WORK TO COMPLETE: From the listing below, extract every line containing "Gyermekjóléti".

↓

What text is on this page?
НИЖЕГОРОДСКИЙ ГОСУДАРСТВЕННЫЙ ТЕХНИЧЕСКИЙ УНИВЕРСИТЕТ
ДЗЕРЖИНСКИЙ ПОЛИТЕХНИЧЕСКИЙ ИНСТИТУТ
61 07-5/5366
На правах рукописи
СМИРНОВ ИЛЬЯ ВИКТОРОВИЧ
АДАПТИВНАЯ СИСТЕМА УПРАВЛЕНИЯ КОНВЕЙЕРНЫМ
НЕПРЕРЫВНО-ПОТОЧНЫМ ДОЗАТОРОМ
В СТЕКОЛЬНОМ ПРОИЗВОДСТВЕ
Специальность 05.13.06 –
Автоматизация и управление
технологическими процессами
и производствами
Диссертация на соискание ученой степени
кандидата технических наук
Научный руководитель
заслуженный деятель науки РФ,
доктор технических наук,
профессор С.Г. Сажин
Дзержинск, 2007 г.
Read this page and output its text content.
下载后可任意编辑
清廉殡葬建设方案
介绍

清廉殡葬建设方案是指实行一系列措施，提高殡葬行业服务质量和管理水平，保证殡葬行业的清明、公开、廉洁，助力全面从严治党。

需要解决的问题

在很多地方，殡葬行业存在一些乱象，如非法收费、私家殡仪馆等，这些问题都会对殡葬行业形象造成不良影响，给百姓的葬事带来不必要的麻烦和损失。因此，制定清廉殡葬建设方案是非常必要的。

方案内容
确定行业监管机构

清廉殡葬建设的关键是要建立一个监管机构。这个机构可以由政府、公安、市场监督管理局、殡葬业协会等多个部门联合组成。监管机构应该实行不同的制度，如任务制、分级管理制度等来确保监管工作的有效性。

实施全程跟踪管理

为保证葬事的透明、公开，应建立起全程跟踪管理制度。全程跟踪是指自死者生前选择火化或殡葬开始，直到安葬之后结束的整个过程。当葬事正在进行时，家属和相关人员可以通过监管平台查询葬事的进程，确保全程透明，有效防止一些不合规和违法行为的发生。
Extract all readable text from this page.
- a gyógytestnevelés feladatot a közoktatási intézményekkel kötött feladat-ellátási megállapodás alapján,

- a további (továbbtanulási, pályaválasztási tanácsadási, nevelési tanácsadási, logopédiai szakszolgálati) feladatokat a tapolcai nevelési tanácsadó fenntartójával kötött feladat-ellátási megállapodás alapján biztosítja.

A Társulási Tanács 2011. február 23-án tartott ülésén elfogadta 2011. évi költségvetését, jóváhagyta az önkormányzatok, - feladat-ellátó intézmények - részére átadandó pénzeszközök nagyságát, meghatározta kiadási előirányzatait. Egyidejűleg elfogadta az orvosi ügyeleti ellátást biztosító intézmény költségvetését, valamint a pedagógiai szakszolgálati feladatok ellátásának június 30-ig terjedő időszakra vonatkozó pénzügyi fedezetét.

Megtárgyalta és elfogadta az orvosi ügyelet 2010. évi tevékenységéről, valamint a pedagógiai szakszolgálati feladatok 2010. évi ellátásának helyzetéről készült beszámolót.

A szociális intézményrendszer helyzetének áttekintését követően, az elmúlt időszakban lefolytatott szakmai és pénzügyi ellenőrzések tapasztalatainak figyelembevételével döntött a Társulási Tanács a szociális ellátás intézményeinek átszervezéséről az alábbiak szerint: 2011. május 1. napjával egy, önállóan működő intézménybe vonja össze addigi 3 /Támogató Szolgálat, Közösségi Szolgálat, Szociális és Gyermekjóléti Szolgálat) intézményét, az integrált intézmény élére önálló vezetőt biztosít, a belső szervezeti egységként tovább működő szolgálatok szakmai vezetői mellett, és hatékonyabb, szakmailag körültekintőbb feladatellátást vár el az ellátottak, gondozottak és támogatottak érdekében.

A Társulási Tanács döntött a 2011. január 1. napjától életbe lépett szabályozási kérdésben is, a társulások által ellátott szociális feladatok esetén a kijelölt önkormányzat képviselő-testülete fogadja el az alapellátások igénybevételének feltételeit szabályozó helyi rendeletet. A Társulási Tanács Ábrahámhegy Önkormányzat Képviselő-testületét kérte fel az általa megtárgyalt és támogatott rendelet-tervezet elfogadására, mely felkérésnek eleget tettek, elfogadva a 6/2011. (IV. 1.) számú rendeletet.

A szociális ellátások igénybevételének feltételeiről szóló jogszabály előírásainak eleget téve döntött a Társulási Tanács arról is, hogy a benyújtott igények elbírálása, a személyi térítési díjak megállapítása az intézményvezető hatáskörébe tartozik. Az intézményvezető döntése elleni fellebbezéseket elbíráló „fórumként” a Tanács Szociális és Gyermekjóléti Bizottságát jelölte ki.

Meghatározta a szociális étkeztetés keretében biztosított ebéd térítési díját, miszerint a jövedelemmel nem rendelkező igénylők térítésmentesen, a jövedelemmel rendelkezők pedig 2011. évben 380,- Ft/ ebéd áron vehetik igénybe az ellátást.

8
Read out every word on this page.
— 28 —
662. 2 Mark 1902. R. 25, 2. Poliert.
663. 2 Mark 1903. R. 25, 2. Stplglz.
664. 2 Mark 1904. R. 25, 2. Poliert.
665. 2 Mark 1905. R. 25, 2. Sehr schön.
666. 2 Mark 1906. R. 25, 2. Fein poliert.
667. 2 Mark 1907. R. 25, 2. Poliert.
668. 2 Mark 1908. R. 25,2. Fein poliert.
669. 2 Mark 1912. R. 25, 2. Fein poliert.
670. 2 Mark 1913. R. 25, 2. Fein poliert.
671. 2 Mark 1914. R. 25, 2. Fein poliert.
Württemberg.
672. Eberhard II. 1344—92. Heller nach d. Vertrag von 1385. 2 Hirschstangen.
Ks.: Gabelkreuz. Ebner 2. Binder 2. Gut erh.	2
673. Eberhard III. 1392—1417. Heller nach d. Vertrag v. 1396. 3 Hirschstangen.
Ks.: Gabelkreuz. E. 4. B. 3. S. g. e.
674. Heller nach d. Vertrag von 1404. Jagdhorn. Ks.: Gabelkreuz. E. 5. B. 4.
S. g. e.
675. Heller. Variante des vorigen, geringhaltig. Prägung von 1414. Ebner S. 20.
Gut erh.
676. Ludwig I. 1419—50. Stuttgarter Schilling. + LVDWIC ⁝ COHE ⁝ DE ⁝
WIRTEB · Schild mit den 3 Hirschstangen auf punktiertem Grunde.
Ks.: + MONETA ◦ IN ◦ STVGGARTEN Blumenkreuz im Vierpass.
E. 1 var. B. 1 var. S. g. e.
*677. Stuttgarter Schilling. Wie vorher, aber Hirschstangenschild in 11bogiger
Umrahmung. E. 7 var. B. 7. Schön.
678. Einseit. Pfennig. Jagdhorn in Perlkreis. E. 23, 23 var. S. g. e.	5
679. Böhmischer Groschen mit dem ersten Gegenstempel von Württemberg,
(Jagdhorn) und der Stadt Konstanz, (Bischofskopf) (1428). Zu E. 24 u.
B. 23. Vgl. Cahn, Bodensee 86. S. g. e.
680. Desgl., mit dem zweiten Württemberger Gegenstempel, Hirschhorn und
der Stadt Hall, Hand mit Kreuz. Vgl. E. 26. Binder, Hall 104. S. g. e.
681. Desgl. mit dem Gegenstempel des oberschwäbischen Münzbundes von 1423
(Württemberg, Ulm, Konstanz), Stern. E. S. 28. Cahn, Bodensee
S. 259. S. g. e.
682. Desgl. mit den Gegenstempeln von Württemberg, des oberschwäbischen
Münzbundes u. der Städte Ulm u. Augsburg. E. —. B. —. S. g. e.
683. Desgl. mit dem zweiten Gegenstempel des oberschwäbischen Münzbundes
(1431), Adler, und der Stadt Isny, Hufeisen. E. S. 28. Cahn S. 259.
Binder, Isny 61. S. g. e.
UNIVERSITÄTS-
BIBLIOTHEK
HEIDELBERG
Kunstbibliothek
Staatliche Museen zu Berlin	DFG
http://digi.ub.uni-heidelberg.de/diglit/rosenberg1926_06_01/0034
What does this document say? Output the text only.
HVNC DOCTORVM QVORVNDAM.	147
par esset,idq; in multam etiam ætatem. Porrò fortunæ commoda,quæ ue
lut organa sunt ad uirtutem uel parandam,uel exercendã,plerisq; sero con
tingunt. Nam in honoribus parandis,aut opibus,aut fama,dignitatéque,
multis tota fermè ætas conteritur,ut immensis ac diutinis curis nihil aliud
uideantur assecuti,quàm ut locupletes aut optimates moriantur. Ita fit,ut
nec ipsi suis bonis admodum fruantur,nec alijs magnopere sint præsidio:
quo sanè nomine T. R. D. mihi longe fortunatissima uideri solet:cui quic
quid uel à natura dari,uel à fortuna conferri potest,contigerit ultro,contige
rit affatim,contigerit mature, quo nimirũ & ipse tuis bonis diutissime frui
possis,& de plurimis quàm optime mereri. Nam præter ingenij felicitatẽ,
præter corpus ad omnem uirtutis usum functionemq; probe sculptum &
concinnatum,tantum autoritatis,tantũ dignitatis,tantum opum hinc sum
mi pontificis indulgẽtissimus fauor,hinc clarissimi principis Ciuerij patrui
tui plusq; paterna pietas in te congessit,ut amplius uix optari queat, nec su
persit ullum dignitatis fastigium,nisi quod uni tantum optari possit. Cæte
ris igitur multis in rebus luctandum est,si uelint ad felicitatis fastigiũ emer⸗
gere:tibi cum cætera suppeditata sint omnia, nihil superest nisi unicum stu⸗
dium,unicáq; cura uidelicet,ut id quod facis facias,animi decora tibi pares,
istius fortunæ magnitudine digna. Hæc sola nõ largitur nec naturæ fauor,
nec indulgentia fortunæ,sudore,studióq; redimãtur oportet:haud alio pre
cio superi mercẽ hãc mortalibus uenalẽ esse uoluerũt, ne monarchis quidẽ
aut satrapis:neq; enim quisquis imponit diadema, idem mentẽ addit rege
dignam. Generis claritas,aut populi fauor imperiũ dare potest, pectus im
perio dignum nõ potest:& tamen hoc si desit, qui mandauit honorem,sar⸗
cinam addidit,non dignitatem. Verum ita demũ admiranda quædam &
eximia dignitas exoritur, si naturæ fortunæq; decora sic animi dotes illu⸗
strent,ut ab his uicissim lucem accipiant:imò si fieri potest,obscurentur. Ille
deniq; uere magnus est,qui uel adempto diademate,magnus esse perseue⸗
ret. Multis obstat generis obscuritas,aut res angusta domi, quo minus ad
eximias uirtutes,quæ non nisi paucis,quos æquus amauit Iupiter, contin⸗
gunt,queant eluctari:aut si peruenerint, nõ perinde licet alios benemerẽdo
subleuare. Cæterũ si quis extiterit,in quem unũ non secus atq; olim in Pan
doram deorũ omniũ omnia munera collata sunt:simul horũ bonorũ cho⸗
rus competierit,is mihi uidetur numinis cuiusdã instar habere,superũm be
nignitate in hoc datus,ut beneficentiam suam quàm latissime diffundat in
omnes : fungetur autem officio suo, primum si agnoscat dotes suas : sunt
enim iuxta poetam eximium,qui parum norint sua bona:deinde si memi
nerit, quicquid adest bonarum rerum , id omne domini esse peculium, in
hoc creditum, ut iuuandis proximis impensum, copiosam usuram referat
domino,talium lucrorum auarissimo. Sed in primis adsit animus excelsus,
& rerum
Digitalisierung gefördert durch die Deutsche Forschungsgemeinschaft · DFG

↑

ANSWER IN FULL:
A szociális intézményrendszer helyzetének áttekintését követően, az elmúlt időszakban lefolytatott szakmai és pénzügyi ellenőrzések tapasztalatainak figyelembevételével döntött a Társulási Tanács a szociális ellátás intézményeinek átszervezéséről az alábbiak szerint: 2011. május 1. napjával egy, önállóan működő intézménybe vonja össze addigi 3 /Támogató Szolgálat, Közösségi Szolgálat, Szociális és Gyermekjóléti Szolgálat) intézményét, az integrált intézmény élére önálló vezetőt biztosít, a belső szervezeti egységként tovább működő szolgálatok szakmai vezetői mellett, és hatékonyabb, szakmailag körültekintőbb feladatellátást vár el az ellátottak, gondozottak és támogatottak érdekében.
A szociális ellátások igénybevételének feltételeiről szóló jogszabály előírásainak eleget téve döntött a Társulási Tanács arról is, hogy a benyújtott igények elbírálása, a személyi térítési díjak megállapítása az intézményvezető hatáskörébe tartozik. Az intézményvezető döntése elleni fellebbezéseket elbíráló „fórumként” a Tanács Szociális és Gyermekjóléti Bizottságát jelölte ki.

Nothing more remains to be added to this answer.